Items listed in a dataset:
________________

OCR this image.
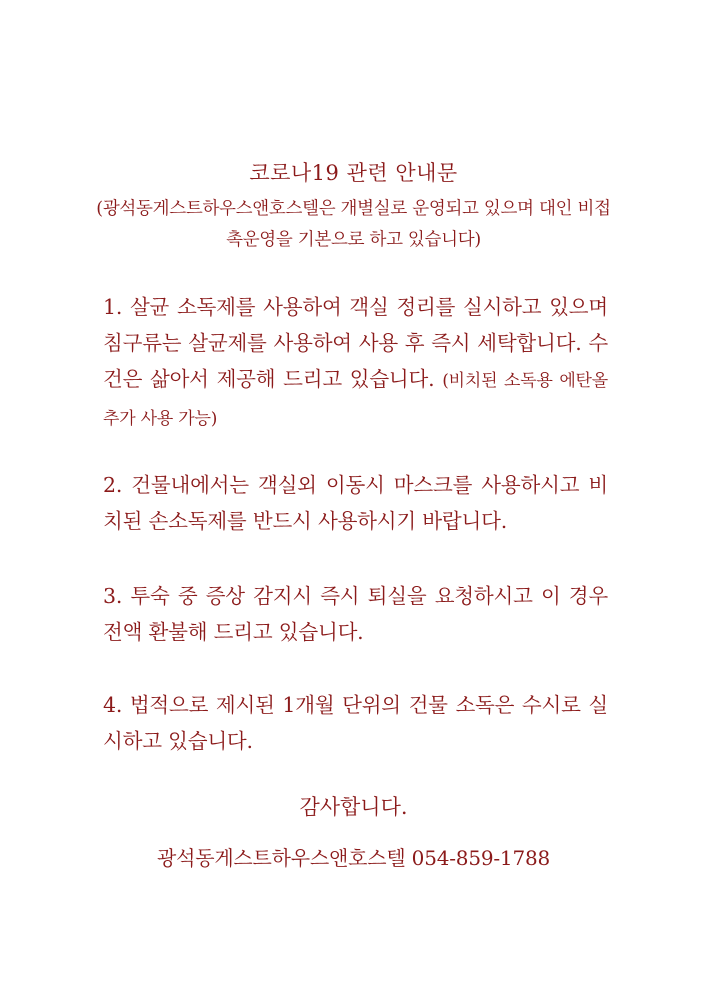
코로나19 관련 안내문
(광석동게스트하우스앤호스텔은 개별실로 운영되고 있으며 대인 비접촉운영을 기본으로 하고 있습니다)
1. 살균 소독제를 사용하여 객실 정리를 실시하고 있으며 침구류는 살균제를 사용하여 사용 후 즉시 세탁합니다. 수건은 삶아서 제공해 드리고 있습니다. (비치된 소독용 에탄올 추가 사용 가능)
2. 건물내에서는 객실외 이동시 마스크를 사용하시고 비치된 손소독제를 반드시 사용하시기 바랍니다.
3. 투숙 중 증상 감지시 즉시 퇴실을 요청하시고 이 경우 전액 환불해 드리고 있습니다.
4. 법적으로 제시된 1개월 단위의 건물 소독은 수시로 실시하고 있습니다.
감사합니다.
광석동게스트하우스앤호스텔 054-859-1788
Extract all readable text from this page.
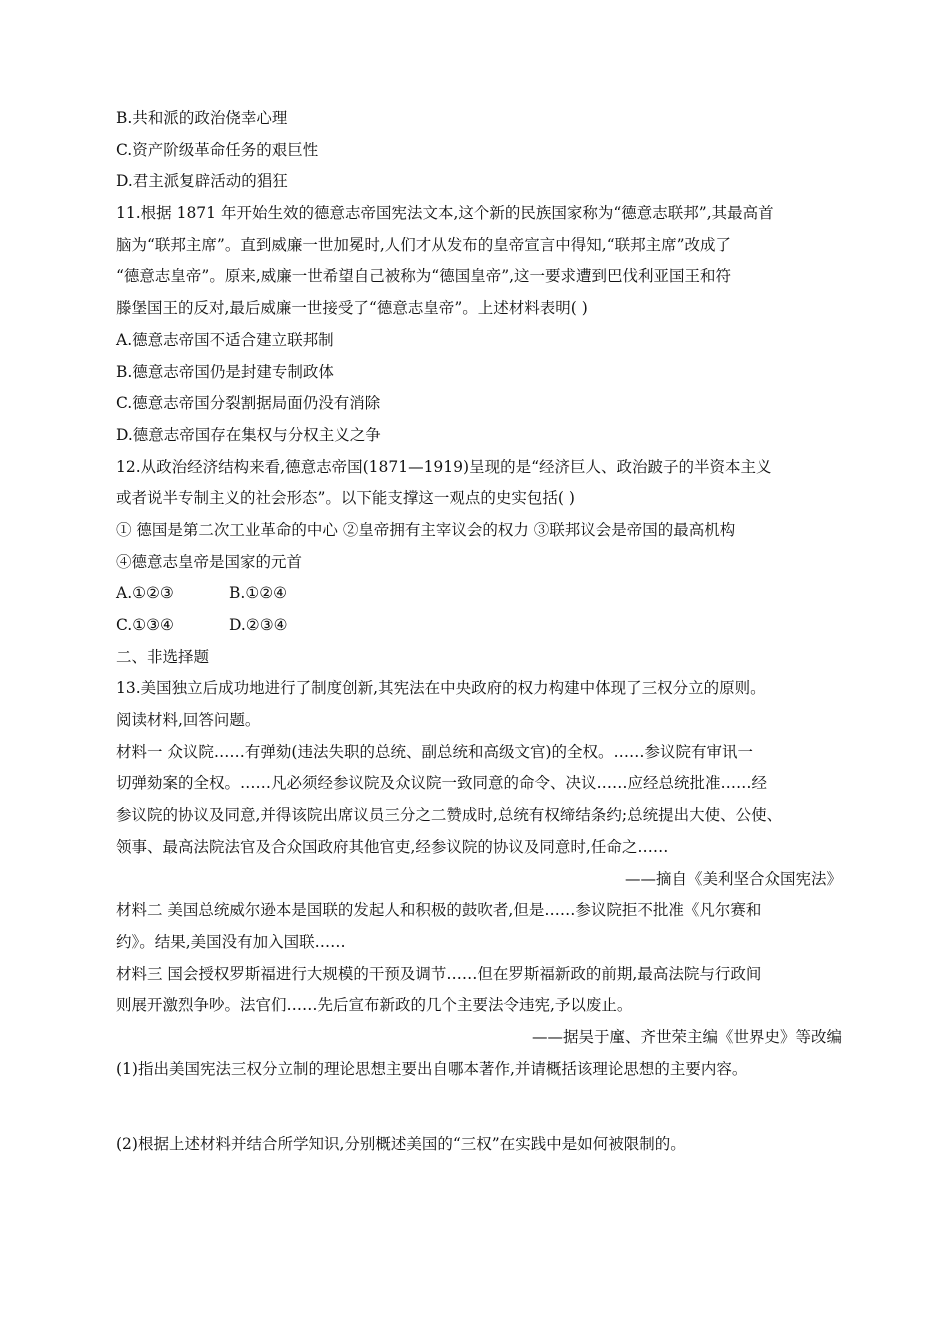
B.共和派的政治侥幸心理

C.资产阶级革命任务的艰巨性

D.君主派复辟活动的猖狂

11.根据 1871 年开始生效的德意志帝国宪法文本,这个新的民族国家称为“德意志联邦”,其最高首

脑为“联邦主席”。直到威廉一世加冕时,人们才从发布的皇帝宣言中得知,“联邦主席”改成了

“德意志皇帝”。原来,威廉一世希望自己被称为“德国皇帝”,这一要求遭到巴伐利亚国王和符

滕堡国王的反对,最后威廉一世接受了“德意志皇帝”。上述材料表明( )

A.德意志帝国不适合建立联邦制

B.德意志帝国仍是封建专制政体

C.德意志帝国分裂割据局面仍没有消除

D.德意志帝国存在集权与分权主义之争

12.从政治经济结构来看,德意志帝国(1871—1919)呈现的是“经济巨人、政治跛子的半资本主义

或者说半专制主义的社会形态”。以下能支撑这一观点的史实包括( )

① 德国是第二次工业革命的中心 ②皇帝拥有主宰议会的权力 ③联邦议会是帝国的最高机构

④德意志皇帝是国家的元首

A.①②③	B.①②④
C.①③④	D.②③④

二、非选择题

13.美国独立后成功地进行了制度创新,其宪法在中央政府的权力构建中体现了三权分立的原则。

阅读材料,回答问题。

材料一 众议院……有弹劾(违法失职的总统、副总统和高级文官)的全权。……参议院有审讯一

切弹劾案的全权。……凡必须经参议院及众议院一致同意的命令、决议……应经总统批准……经

参议院的协议及同意,并得该院出席议员三分之二赞成时,总统有权缔结条约;总统提出大使、公使、

领事、最高法院法官及合众国政府其他官吏,经参议院的协议及同意时,任命之……

——摘自《美利坚合众国宪法》

材料二 美国总统威尔逊本是国联的发起人和积极的鼓吹者,但是……参议院拒不批准《凡尔赛和

约》。结果,美国没有加入国联……

材料三 国会授权罗斯福进行大规模的干预及调节……但在罗斯福新政的前期,最高法院与行政间

则展开激烈争吵。法官们……先后宣布新政的几个主要法令违宪,予以废止。

——据吴于廑、齐世荣主编《世界史》等改编

(1)指出美国宪法三权分立制的理论思想主要出自哪本著作,并请概括该理论思想的主要内容。

(2)根据上述材料并结合所学知识,分别概述美国的“三权”在实践中是如何被限制的。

________________

Copy out exactly the lines between the line that contains "Extract all readable text from this page." and the last line of the records, both ends included; leave out every picture.

Extract all readable text from this page.
B.共和派的政治侥幸心理

C.资产阶级革命任务的艰巨性

D.君主派复辟活动的猖狂

11.根据 1871 年开始生效的德意志帝国宪法文本,这个新的民族国家称为“德意志联邦”,其最高首

脑为“联邦主席”。直到威廉一世加冕时,人们才从发布的皇帝宣言中得知,“联邦主席”改成了

“德意志皇帝”。原来,威廉一世希望自己被称为“德国皇帝”,这一要求遭到巴伐利亚国王和符

滕堡国王的反对,最后威廉一世接受了“德意志皇帝”。上述材料表明( )

A.德意志帝国不适合建立联邦制

B.德意志帝国仍是封建专制政体

C.德意志帝国分裂割据局面仍没有消除

D.德意志帝国存在集权与分权主义之争

12.从政治经济结构来看,德意志帝国(1871—1919)呈现的是“经济巨人、政治跛子的半资本主义

或者说半专制主义的社会形态”。以下能支撑这一观点的史实包括( )

① 德国是第二次工业革命的中心 ②皇帝拥有主宰议会的权力 ③联邦议会是帝国的最高机构

④德意志皇帝是国家的元首

A.①②③	B.①②④
C.①③④	D.②③④

二、非选择题

13.美国独立后成功地进行了制度创新,其宪法在中央政府的权力构建中体现了三权分立的原则。

阅读材料,回答问题。

材料一 众议院……有弹劾(违法失职的总统、副总统和高级文官)的全权。……参议院有审讯一

切弹劾案的全权。……凡必须经参议院及众议院一致同意的命令、决议……应经总统批准……经

参议院的协议及同意,并得该院出席议员三分之二赞成时,总统有权缔结条约;总统提出大使、公使、

领事、最高法院法官及合众国政府其他官吏,经参议院的协议及同意时,任命之……

——摘自《美利坚合众国宪法》

材料二 美国总统威尔逊本是国联的发起人和积极的鼓吹者,但是……参议院拒不批准《凡尔赛和

约》。结果,美国没有加入国联……

材料三 国会授权罗斯福进行大规模的干预及调节……但在罗斯福新政的前期,最高法院与行政间

则展开激烈争吵。法官们……先后宣布新政的几个主要法令违宪,予以废止。

——据吴于廑、齐世荣主编《世界史》等改编

(1)指出美国宪法三权分立制的理论思想主要出自哪本著作,并请概括该理论思想的主要内容。

(2)根据上述材料并结合所学知识,分别概述美国的“三权”在实践中是如何被限制的。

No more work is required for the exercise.